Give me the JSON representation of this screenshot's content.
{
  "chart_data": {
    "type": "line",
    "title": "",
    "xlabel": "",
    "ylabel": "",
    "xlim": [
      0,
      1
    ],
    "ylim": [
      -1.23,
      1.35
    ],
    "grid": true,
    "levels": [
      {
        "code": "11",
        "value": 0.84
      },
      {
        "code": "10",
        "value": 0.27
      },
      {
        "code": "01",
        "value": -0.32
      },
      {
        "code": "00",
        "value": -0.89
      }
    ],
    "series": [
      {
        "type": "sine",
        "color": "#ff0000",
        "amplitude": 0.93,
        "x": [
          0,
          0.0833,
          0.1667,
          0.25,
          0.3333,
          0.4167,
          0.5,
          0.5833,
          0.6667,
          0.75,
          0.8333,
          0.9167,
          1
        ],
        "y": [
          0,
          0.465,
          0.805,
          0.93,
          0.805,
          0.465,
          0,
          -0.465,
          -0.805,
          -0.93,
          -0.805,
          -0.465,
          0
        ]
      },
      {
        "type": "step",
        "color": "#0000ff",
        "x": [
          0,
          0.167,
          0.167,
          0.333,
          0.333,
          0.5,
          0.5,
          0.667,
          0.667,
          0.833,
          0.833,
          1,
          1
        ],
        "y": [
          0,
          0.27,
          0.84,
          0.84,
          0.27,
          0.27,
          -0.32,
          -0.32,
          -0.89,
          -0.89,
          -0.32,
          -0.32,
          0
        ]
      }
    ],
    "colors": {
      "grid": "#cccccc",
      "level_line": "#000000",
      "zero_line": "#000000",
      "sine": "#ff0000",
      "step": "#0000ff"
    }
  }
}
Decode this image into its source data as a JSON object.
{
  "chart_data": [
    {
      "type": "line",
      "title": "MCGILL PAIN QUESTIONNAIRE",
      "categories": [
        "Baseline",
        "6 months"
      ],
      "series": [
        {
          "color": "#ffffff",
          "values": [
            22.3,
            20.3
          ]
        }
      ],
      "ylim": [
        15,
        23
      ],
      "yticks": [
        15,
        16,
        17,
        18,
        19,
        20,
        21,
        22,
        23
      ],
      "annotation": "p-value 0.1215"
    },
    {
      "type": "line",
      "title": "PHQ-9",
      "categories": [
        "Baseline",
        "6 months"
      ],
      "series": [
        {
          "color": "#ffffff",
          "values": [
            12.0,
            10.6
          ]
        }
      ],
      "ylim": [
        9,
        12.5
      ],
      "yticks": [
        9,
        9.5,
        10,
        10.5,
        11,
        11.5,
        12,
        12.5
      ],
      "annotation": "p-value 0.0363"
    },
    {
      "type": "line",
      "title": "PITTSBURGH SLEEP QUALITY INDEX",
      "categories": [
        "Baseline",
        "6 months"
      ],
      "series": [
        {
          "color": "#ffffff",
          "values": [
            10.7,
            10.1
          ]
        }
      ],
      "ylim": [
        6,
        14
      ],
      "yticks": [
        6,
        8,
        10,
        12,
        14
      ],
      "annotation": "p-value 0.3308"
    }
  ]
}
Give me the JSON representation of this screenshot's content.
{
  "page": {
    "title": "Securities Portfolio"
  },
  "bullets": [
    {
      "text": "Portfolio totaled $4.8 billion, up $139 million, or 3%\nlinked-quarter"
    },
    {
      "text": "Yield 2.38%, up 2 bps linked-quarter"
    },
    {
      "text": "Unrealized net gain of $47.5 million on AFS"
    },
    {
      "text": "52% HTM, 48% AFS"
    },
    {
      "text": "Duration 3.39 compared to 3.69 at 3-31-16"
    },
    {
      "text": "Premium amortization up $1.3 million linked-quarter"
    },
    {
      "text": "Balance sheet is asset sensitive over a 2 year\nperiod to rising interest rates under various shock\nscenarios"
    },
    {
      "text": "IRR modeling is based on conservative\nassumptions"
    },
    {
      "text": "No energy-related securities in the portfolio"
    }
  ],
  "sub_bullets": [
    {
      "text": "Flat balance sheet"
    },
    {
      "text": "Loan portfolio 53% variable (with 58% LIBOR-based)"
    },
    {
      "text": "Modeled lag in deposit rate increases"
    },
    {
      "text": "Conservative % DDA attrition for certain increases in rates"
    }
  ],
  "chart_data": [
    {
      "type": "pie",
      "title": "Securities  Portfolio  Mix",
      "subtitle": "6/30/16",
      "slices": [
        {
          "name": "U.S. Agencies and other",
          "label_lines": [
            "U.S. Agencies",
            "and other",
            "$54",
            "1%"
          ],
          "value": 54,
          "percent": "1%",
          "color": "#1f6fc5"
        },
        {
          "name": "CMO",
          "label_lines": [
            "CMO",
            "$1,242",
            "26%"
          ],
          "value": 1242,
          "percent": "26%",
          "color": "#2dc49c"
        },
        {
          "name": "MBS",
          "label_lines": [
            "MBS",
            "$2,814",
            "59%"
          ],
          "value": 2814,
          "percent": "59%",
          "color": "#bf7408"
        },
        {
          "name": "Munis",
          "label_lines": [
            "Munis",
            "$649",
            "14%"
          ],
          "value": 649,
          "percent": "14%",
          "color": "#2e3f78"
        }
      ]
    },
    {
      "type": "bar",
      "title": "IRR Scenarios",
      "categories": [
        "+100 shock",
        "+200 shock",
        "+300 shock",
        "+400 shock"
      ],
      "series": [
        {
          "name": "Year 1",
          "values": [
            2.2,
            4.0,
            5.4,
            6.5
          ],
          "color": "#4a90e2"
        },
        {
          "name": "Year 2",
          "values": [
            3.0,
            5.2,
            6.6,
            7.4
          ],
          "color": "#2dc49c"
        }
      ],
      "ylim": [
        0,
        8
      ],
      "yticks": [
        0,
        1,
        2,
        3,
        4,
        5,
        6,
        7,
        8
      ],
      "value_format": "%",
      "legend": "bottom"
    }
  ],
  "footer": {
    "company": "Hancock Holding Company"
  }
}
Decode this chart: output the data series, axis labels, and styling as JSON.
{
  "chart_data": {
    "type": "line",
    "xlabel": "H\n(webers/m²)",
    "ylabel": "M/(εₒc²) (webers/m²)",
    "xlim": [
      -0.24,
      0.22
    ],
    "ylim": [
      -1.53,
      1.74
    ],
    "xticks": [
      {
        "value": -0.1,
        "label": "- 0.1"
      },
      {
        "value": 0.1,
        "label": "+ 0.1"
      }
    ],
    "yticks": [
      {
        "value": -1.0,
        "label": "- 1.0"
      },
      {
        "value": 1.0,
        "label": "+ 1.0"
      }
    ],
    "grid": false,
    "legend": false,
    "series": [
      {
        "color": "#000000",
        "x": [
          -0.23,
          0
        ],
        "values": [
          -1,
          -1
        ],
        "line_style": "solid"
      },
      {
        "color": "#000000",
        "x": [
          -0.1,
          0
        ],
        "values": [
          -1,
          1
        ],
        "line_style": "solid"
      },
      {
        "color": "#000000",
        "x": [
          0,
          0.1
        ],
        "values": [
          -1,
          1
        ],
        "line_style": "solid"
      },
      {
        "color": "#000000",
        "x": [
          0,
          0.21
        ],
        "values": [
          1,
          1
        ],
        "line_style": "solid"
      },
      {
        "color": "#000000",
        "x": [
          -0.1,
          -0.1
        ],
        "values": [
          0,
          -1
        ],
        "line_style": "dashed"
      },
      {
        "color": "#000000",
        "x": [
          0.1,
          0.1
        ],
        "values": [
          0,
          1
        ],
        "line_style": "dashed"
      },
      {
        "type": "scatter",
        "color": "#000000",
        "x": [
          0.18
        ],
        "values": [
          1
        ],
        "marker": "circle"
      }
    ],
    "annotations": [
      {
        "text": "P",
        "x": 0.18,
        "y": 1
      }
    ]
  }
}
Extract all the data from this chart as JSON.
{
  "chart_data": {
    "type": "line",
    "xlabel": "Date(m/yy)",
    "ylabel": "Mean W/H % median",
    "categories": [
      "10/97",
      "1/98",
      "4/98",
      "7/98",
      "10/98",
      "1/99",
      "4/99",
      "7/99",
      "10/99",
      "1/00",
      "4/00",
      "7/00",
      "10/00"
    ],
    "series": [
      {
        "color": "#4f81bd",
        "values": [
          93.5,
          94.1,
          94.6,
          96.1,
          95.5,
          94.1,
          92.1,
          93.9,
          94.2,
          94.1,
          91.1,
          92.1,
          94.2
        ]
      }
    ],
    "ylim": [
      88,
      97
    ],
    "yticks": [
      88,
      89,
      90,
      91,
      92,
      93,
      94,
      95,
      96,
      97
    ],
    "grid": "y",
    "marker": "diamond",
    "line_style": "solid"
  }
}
------------------------------------
* _AIM_
Pull out all lines from the entries above in which the word "JSON" appears.

* _COMPLETED TASK_
Give me the JSON representation of this screenshot's content.
Decode this image into its source data as a JSON object.
Give me the JSON representation of this screenshot's content.
Decode this chart: output the data series, axis labels, and styling as JSON.
Extract all the data from this chart as JSON.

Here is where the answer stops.